### [EXCERPTED DATA]
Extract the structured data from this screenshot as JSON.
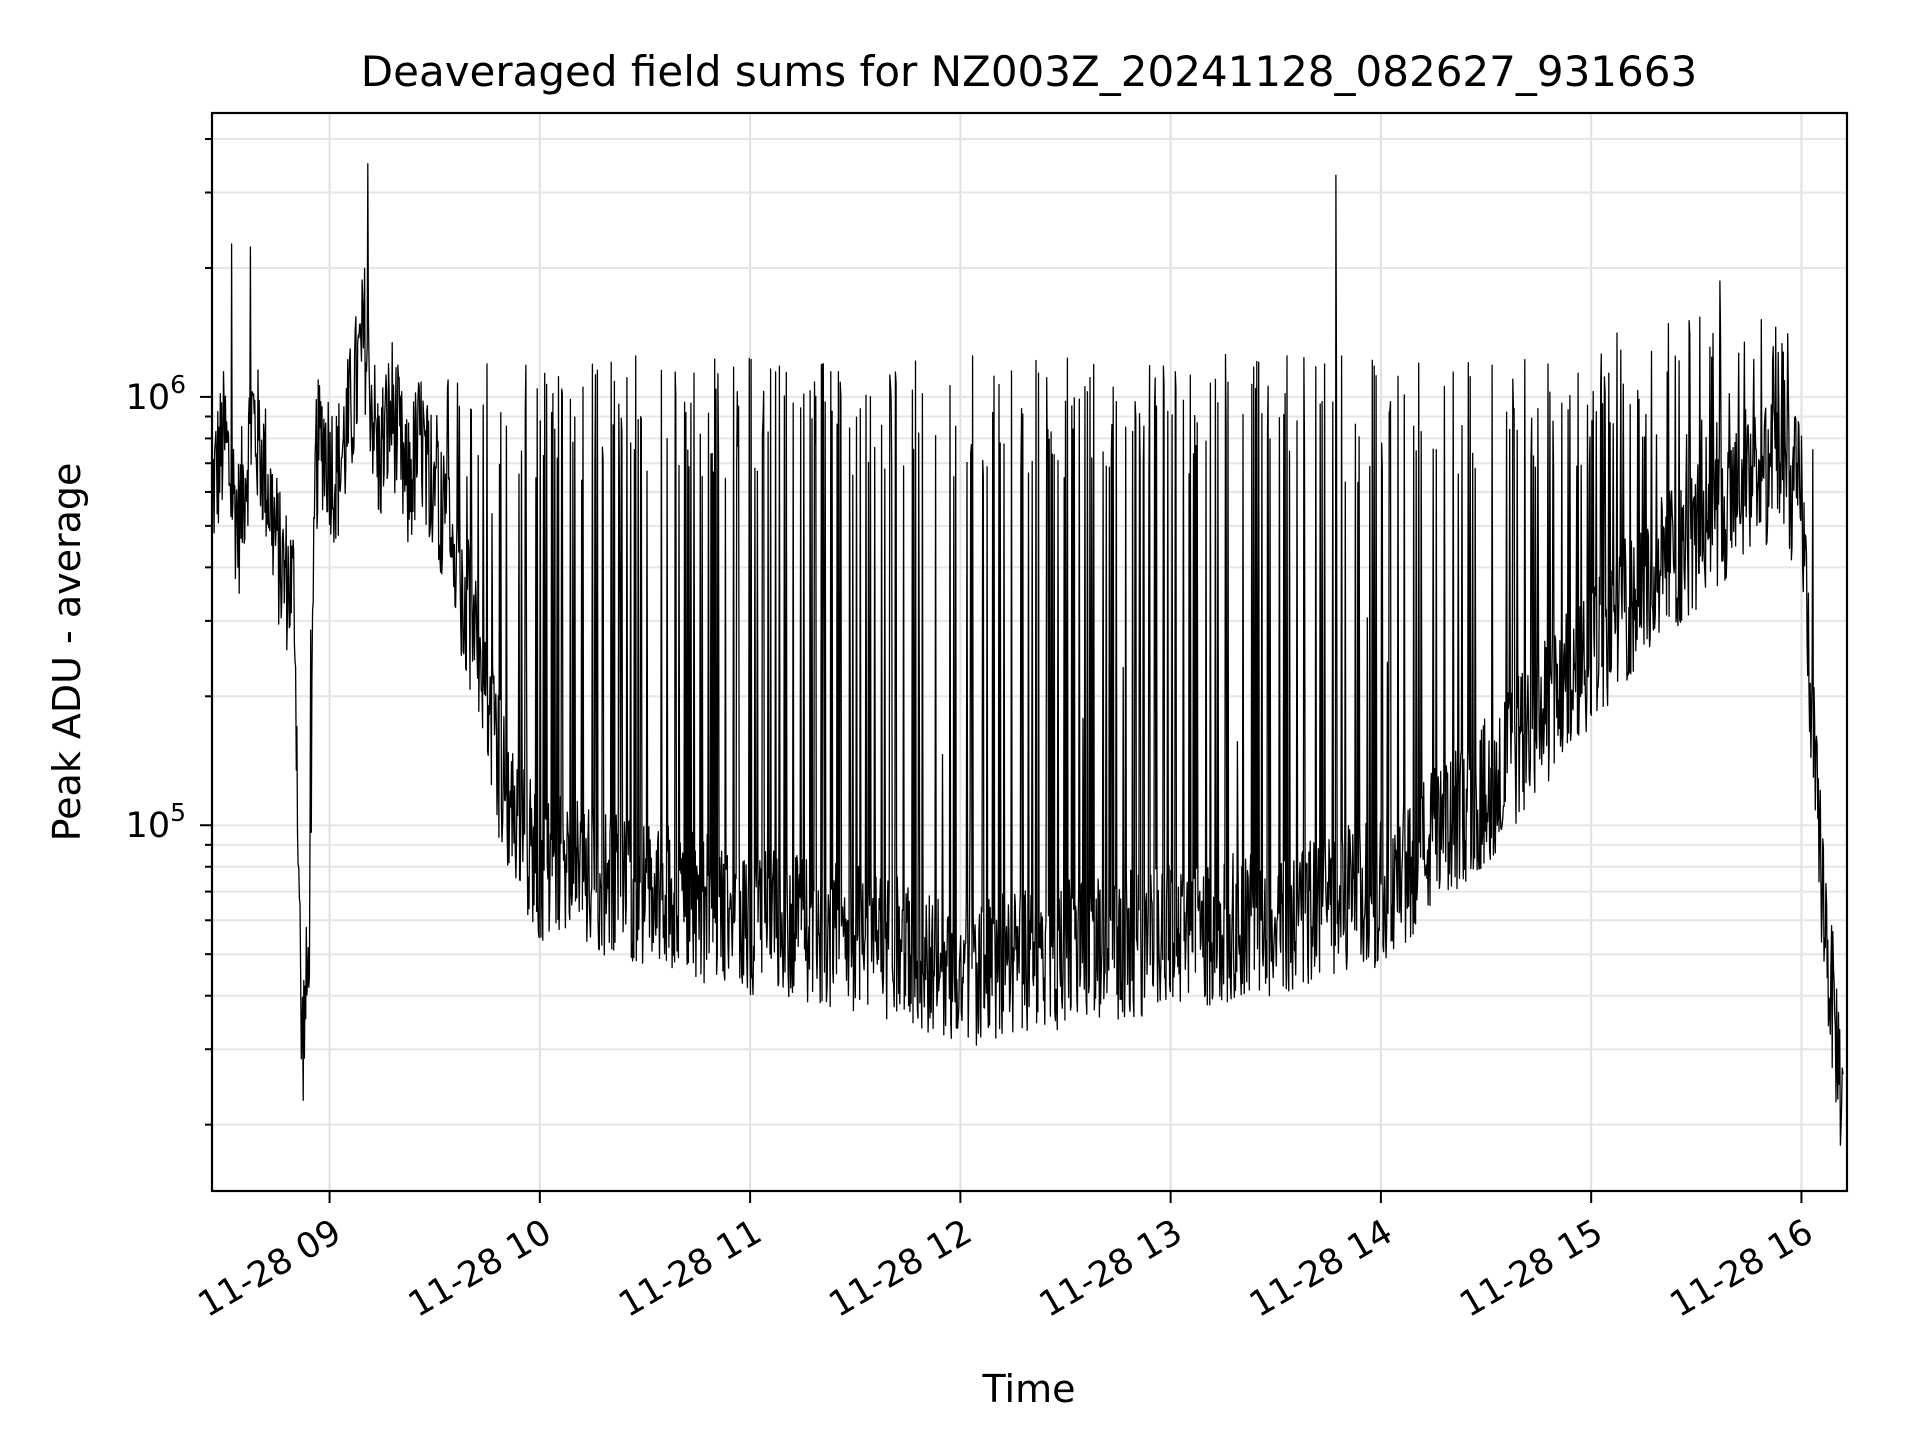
{
  "chart_data": {
    "type": "line",
    "title": "Deaveraged field sums for NZ003Z_20241128_082627_931663",
    "xlabel": "Time",
    "ylabel": "Peak ADU - average",
    "xlim": [
      "2024-11-28 08:26:27",
      "2024-11-28 16:13:00"
    ],
    "ylim": [
      14000,
      4600000
    ],
    "yscale": "log",
    "grid": true,
    "line_color": "#000000",
    "x_ticks": [
      "11-28 09",
      "11-28 10",
      "11-28 11",
      "11-28 12",
      "11-28 13",
      "11-28 14",
      "11-28 15",
      "11-28 16"
    ],
    "y_ticks": [
      {
        "base": "10",
        "exp": "5",
        "value": 100000
      },
      {
        "base": "10",
        "exp": "6",
        "value": 1000000
      }
    ],
    "series": [
      {
        "x": [
          "2024-11-28 08:26:30",
          "2024-11-28 08:30:00",
          "2024-11-28 08:34:00",
          "2024-11-28 08:38:00",
          "2024-11-28 08:42:00",
          "2024-11-28 08:46:00",
          "2024-11-28 08:50:00",
          "2024-11-28 08:52:00",
          "2024-11-28 08:54:00",
          "2024-11-28 08:56:00",
          "2024-11-28 08:58:00",
          "2024-11-28 09:02:00",
          "2024-11-28 09:06:00",
          "2024-11-28 09:10:00",
          "2024-11-28 09:14:00",
          "2024-11-28 09:18:00",
          "2024-11-28 09:22:00",
          "2024-11-28 09:26:00",
          "2024-11-28 09:30:00",
          "2024-11-28 09:40:00",
          "2024-11-28 09:50:00",
          "2024-11-28 10:00:00",
          "2024-11-28 10:30:00",
          "2024-11-28 11:00:00",
          "2024-11-28 11:30:00",
          "2024-11-28 12:00:00",
          "2024-11-28 12:30:00",
          "2024-11-28 13:00:00",
          "2024-11-28 13:30:00",
          "2024-11-28 14:00:00",
          "2024-11-28 14:30:00",
          "2024-11-28 15:00:00",
          "2024-11-28 15:20:00",
          "2024-11-28 15:40:00",
          "2024-11-28 15:50:00",
          "2024-11-28 16:00:00",
          "2024-11-28 16:04:00",
          "2024-11-28 16:08:00",
          "2024-11-28 16:12:00"
        ],
        "values": [
          600000,
          800000,
          500000,
          900000,
          650000,
          400000,
          350000,
          30000,
          45000,
          700000,
          800000,
          650000,
          900000,
          1400000,
          700000,
          950000,
          600000,
          800000,
          650000,
          300000,
          120000,
          80000,
          70000,
          60000,
          55000,
          45000,
          50000,
          55000,
          60000,
          70000,
          120000,
          250000,
          400000,
          550000,
          650000,
          600000,
          120000,
          45000,
          22000
        ],
        "peaks": [
          1200000,
          1500000,
          2900000,
          1800000,
          2600000,
          900000,
          700000,
          1300000,
          1300000,
          1200000,
          1150000,
          1100000,
          1050000,
          1000000,
          1000000,
          1100000,
          1300000,
          1900000,
          2500000,
          3500000,
          600000,
          200000
        ]
      }
    ]
  }
}
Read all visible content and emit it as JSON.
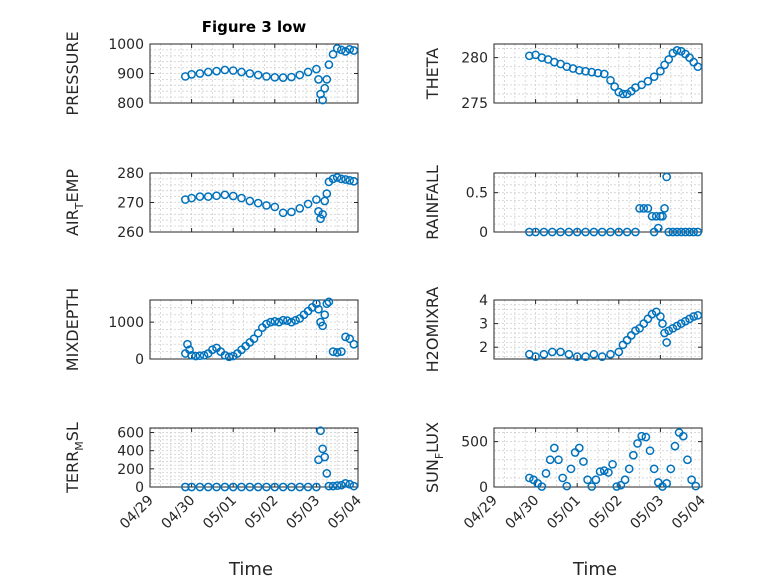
{
  "colors": {
    "marker": "#0072BD",
    "axis": "#262626",
    "grid": "#d0d0d0"
  },
  "figure_title": "Figure 3 low",
  "xlabel": "Time",
  "chart_data": [
    {
      "type": "scatter",
      "id": "pressure",
      "title": "Figure 3 low",
      "ylabel": [
        "PRESSURE"
      ],
      "xlim": [
        "04/29",
        "05/04"
      ],
      "ylim": [
        800,
        1000
      ],
      "yticks": [
        800,
        900,
        1000
      ],
      "xticks": [
        "04/29",
        "04/30",
        "05/01",
        "05/02",
        "05/03",
        "05/04"
      ],
      "series": [
        {
          "x_days": [
            0.85,
            1.0,
            1.2,
            1.4,
            1.6,
            1.8,
            2.0,
            2.2,
            2.4,
            2.6,
            2.8,
            3.0,
            3.2,
            3.4,
            3.6,
            3.8,
            4.0,
            4.05,
            4.1,
            4.15,
            4.2,
            4.25,
            4.3,
            4.4,
            4.5,
            4.6,
            4.7,
            4.8,
            4.9
          ],
          "y": [
            890,
            897,
            900,
            905,
            908,
            912,
            910,
            905,
            900,
            895,
            890,
            887,
            886,
            888,
            895,
            905,
            915,
            880,
            830,
            810,
            850,
            880,
            930,
            965,
            985,
            980,
            975,
            982,
            978
          ]
        }
      ]
    },
    {
      "type": "scatter",
      "id": "theta",
      "ylabel": [
        "THETA"
      ],
      "xlim": [
        "04/29",
        "05/04"
      ],
      "ylim": [
        275,
        281.5
      ],
      "yticks": [
        275,
        280
      ],
      "xticks": [
        "04/29",
        "04/30",
        "05/01",
        "05/02",
        "05/03",
        "05/04"
      ],
      "series": [
        {
          "x_days": [
            0.85,
            1.0,
            1.15,
            1.3,
            1.45,
            1.6,
            1.75,
            1.9,
            2.05,
            2.2,
            2.35,
            2.5,
            2.65,
            2.8,
            2.9,
            3.0,
            3.1,
            3.2,
            3.3,
            3.4,
            3.55,
            3.7,
            3.85,
            4.0,
            4.1,
            4.2,
            4.3,
            4.4,
            4.5,
            4.6,
            4.7,
            4.8,
            4.9
          ],
          "y": [
            280.2,
            280.3,
            280.0,
            279.8,
            279.5,
            279.3,
            279.0,
            278.8,
            278.6,
            278.5,
            278.4,
            278.3,
            278.2,
            277.5,
            276.8,
            276.2,
            276.0,
            276.0,
            276.3,
            276.7,
            277.0,
            277.4,
            277.9,
            278.5,
            279.2,
            279.8,
            280.5,
            280.8,
            280.7,
            280.4,
            280.0,
            279.5,
            279.0
          ]
        }
      ]
    },
    {
      "type": "scatter",
      "id": "air_temp",
      "ylabel": [
        "AIR",
        "T",
        "EMP"
      ],
      "xlim": [
        "04/29",
        "05/04"
      ],
      "ylim": [
        260,
        280
      ],
      "yticks": [
        260,
        270,
        280
      ],
      "xticks": [
        "04/29",
        "04/30",
        "05/01",
        "05/02",
        "05/03",
        "05/04"
      ],
      "series": [
        {
          "x_days": [
            0.85,
            1.0,
            1.2,
            1.4,
            1.6,
            1.8,
            2.0,
            2.2,
            2.4,
            2.6,
            2.8,
            3.0,
            3.2,
            3.4,
            3.6,
            3.8,
            4.0,
            4.05,
            4.1,
            4.15,
            4.2,
            4.25,
            4.3,
            4.4,
            4.5,
            4.6,
            4.7,
            4.8,
            4.9
          ],
          "y": [
            271,
            271.5,
            272,
            272,
            272.3,
            272.6,
            272.2,
            271.5,
            270.5,
            269.8,
            269,
            268.5,
            266.5,
            266.8,
            268,
            269.5,
            271,
            267,
            264.5,
            266,
            270.5,
            273,
            277,
            278,
            278.5,
            278,
            277.8,
            277.5,
            277.2
          ]
        }
      ]
    },
    {
      "type": "scatter",
      "id": "rainfall",
      "ylabel": [
        "RAINFALL"
      ],
      "xlim": [
        "04/29",
        "05/04"
      ],
      "ylim": [
        0,
        0.75
      ],
      "yticks": [
        0,
        0.5
      ],
      "xticks": [
        "04/29",
        "04/30",
        "05/01",
        "05/02",
        "05/03",
        "05/04"
      ],
      "series": [
        {
          "x_days": [
            0.85,
            1.0,
            1.2,
            1.4,
            1.6,
            1.8,
            2.0,
            2.2,
            2.4,
            2.6,
            2.8,
            3.0,
            3.2,
            3.4,
            3.5,
            3.6,
            3.7,
            3.8,
            3.85,
            3.9,
            3.95,
            4.0,
            4.05,
            4.1,
            4.15,
            4.2,
            4.3,
            4.4,
            4.5,
            4.6,
            4.7,
            4.8,
            4.9
          ],
          "y": [
            0,
            0,
            0,
            0,
            0,
            0,
            0,
            0,
            0,
            0,
            0,
            0,
            0,
            0,
            0.3,
            0.3,
            0.3,
            0.2,
            0,
            0.2,
            0.05,
            0.2,
            0.2,
            0.3,
            0.7,
            0,
            0,
            0,
            0,
            0,
            0,
            0,
            0
          ]
        }
      ]
    },
    {
      "type": "scatter",
      "id": "mixdepth",
      "ylabel": [
        "MIXDEPTH"
      ],
      "xlim": [
        "04/29",
        "05/04"
      ],
      "ylim": [
        0,
        1600
      ],
      "yticks": [
        0,
        1000
      ],
      "xticks": [
        "04/29",
        "04/30",
        "05/01",
        "05/02",
        "05/03",
        "05/04"
      ],
      "series": [
        {
          "x_days": [
            0.85,
            0.9,
            0.95,
            1.0,
            1.1,
            1.2,
            1.3,
            1.4,
            1.5,
            1.6,
            1.7,
            1.8,
            1.9,
            2.0,
            2.1,
            2.2,
            2.3,
            2.4,
            2.5,
            2.6,
            2.7,
            2.8,
            2.9,
            3.0,
            3.1,
            3.2,
            3.3,
            3.4,
            3.5,
            3.6,
            3.7,
            3.8,
            3.9,
            4.0,
            4.05,
            4.1,
            4.15,
            4.2,
            4.25,
            4.3,
            4.4,
            4.5,
            4.6,
            4.7,
            4.8,
            4.9
          ],
          "y": [
            150,
            400,
            250,
            100,
            80,
            90,
            100,
            150,
            250,
            300,
            200,
            100,
            60,
            80,
            150,
            250,
            350,
            450,
            550,
            700,
            850,
            950,
            1000,
            1020,
            1000,
            1050,
            1040,
            1000,
            1050,
            1100,
            1200,
            1300,
            1400,
            1500,
            1350,
            1000,
            900,
            1200,
            1500,
            1550,
            200,
            180,
            200,
            600,
            550,
            400
          ]
        }
      ]
    },
    {
      "type": "scatter",
      "id": "h2omixra",
      "ylabel": [
        "H2OMIXRA"
      ],
      "xlim": [
        "04/29",
        "05/04"
      ],
      "ylim": [
        1.5,
        4.0
      ],
      "yticks": [
        2,
        3,
        4
      ],
      "xticks": [
        "04/29",
        "04/30",
        "05/01",
        "05/02",
        "05/03",
        "05/04"
      ],
      "series": [
        {
          "x_days": [
            0.85,
            1.0,
            1.2,
            1.4,
            1.6,
            1.8,
            2.0,
            2.2,
            2.4,
            2.6,
            2.8,
            3.0,
            3.1,
            3.2,
            3.3,
            3.4,
            3.5,
            3.6,
            3.7,
            3.8,
            3.9,
            4.0,
            4.05,
            4.1,
            4.15,
            4.2,
            4.3,
            4.4,
            4.5,
            4.6,
            4.7,
            4.8,
            4.9
          ],
          "y": [
            1.7,
            1.6,
            1.7,
            1.8,
            1.8,
            1.7,
            1.6,
            1.6,
            1.7,
            1.6,
            1.7,
            1.8,
            2.1,
            2.3,
            2.5,
            2.7,
            2.8,
            3.0,
            3.2,
            3.4,
            3.5,
            3.3,
            3.0,
            2.6,
            2.2,
            2.7,
            2.8,
            2.9,
            3.0,
            3.1,
            3.2,
            3.3,
            3.35
          ]
        }
      ]
    },
    {
      "type": "scatter",
      "id": "terr_msl",
      "ylabel": [
        "TERR",
        "M",
        "SL"
      ],
      "xlim": [
        "04/29",
        "05/04"
      ],
      "ylim": [
        0,
        650
      ],
      "yticks": [
        0,
        200,
        400,
        600
      ],
      "xticks": [
        "04/29",
        "04/30",
        "05/01",
        "05/02",
        "05/03",
        "05/04"
      ],
      "series": [
        {
          "x_days": [
            0.85,
            1.0,
            1.2,
            1.4,
            1.6,
            1.8,
            2.0,
            2.2,
            2.4,
            2.6,
            2.8,
            3.0,
            3.2,
            3.4,
            3.6,
            3.8,
            4.0,
            4.05,
            4.1,
            4.15,
            4.2,
            4.25,
            4.3,
            4.4,
            4.5,
            4.6,
            4.7,
            4.8,
            4.9
          ],
          "y": [
            0,
            0,
            0,
            0,
            0,
            0,
            0,
            0,
            0,
            0,
            0,
            0,
            0,
            0,
            0,
            0,
            0,
            300,
            620,
            420,
            330,
            150,
            10,
            10,
            15,
            20,
            40,
            30,
            10
          ]
        }
      ]
    },
    {
      "type": "scatter",
      "id": "sun_flux",
      "ylabel": [
        "SUN",
        "F",
        "LUX"
      ],
      "xlim": [
        "04/29",
        "05/04"
      ],
      "ylim": [
        0,
        650
      ],
      "yticks": [
        0,
        500
      ],
      "xticks": [
        "04/29",
        "04/30",
        "05/01",
        "05/02",
        "05/03",
        "05/04"
      ],
      "series": [
        {
          "x_days": [
            0.85,
            0.95,
            1.05,
            1.15,
            1.25,
            1.35,
            1.45,
            1.55,
            1.65,
            1.75,
            1.85,
            1.95,
            2.05,
            2.15,
            2.25,
            2.35,
            2.45,
            2.55,
            2.65,
            2.75,
            2.85,
            2.95,
            3.05,
            3.15,
            3.25,
            3.35,
            3.45,
            3.55,
            3.65,
            3.75,
            3.85,
            3.95,
            4.05,
            4.15,
            4.25,
            4.35,
            4.45,
            4.55,
            4.65,
            4.75,
            4.85
          ],
          "y": [
            100,
            80,
            40,
            5,
            150,
            300,
            430,
            300,
            100,
            10,
            200,
            380,
            430,
            280,
            80,
            5,
            80,
            170,
            180,
            160,
            250,
            5,
            20,
            80,
            200,
            350,
            480,
            560,
            550,
            400,
            200,
            50,
            5,
            40,
            200,
            450,
            600,
            560,
            300,
            80,
            10
          ]
        }
      ]
    }
  ]
}
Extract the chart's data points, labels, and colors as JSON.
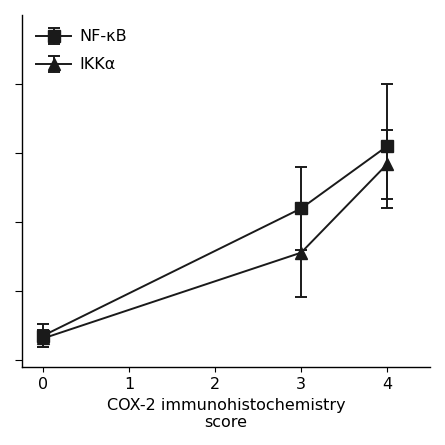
{
  "series": [
    {
      "label": "NF-κB",
      "x": [
        0,
        3,
        4
      ],
      "y": [
        0.18,
        1.1,
        1.55
      ],
      "yerr": [
        0.08,
        0.3,
        0.45
      ],
      "marker": "s",
      "markersize": 8,
      "color": "#1a1a1a",
      "linewidth": 1.4
    },
    {
      "label": "IKKα",
      "x": [
        0,
        3,
        4
      ],
      "y": [
        0.16,
        0.78,
        1.42
      ],
      "yerr": [
        0.06,
        0.32,
        0.25
      ],
      "marker": "^",
      "markersize": 9,
      "color": "#1a1a1a",
      "linewidth": 1.4
    }
  ],
  "xlabel": "COX-2 immunohistochemistry\nscore",
  "ylabel": "",
  "xlim": [
    -0.25,
    4.5
  ],
  "ylim": [
    -0.05,
    2.5
  ],
  "xticks": [
    0,
    1,
    2,
    3,
    4
  ],
  "ytick_positions": [
    0.0,
    0.5,
    1.0,
    1.5,
    2.0
  ],
  "xlabel_fontsize": 11.5,
  "legend_fontsize": 11.5,
  "tick_fontsize": 11.5,
  "background_color": "#ffffff",
  "capsize": 4,
  "elinewidth": 1.4
}
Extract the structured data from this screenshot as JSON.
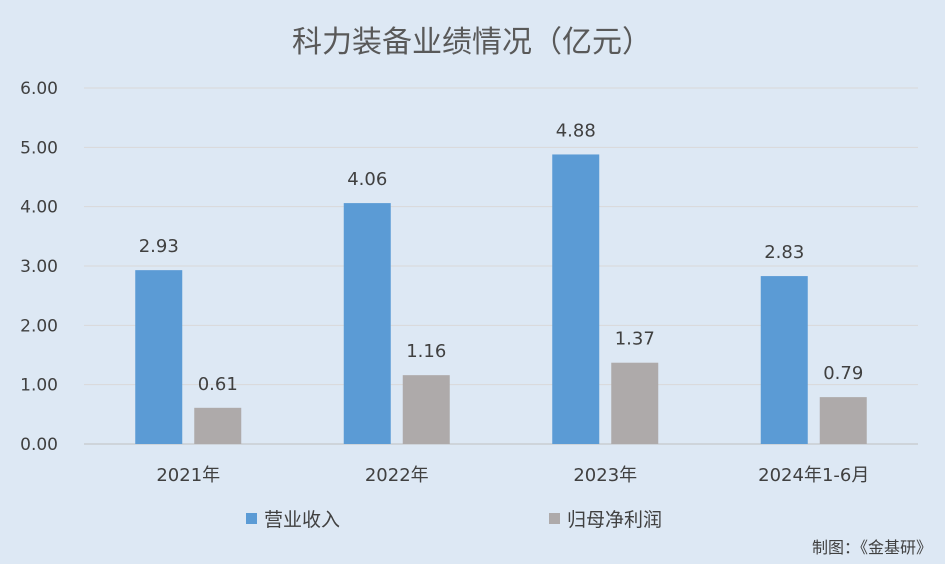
{
  "chart_data": {
    "type": "bar",
    "title": "科力装备业绩情况（亿元）",
    "categories": [
      "2021年",
      "2022年",
      "2023年",
      "2024年1-6月"
    ],
    "series": [
      {
        "name": "营业收入",
        "values": [
          2.93,
          4.06,
          4.88,
          2.83
        ],
        "color": "#5b9bd5"
      },
      {
        "name": "归母净利润",
        "values": [
          0.61,
          1.16,
          1.37,
          0.79
        ],
        "color": "#aeaaaa"
      }
    ],
    "yticks": [
      "0.00",
      "1.00",
      "2.00",
      "3.00",
      "4.00",
      "5.00",
      "6.00"
    ],
    "ylim": [
      0,
      6
    ],
    "grid": true,
    "legend_position": "bottom",
    "credit": "制图：《金基研》",
    "colors": {
      "background": "#dde8f4",
      "grid": "#d9d9d9"
    }
  }
}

### [WHAT IS REQUIRED]
Pick out the lines containing the word "Figure" and show them.

### [RESULT]
  "figure_title": "Figure 3 low",
      "title": "Figure 3 low",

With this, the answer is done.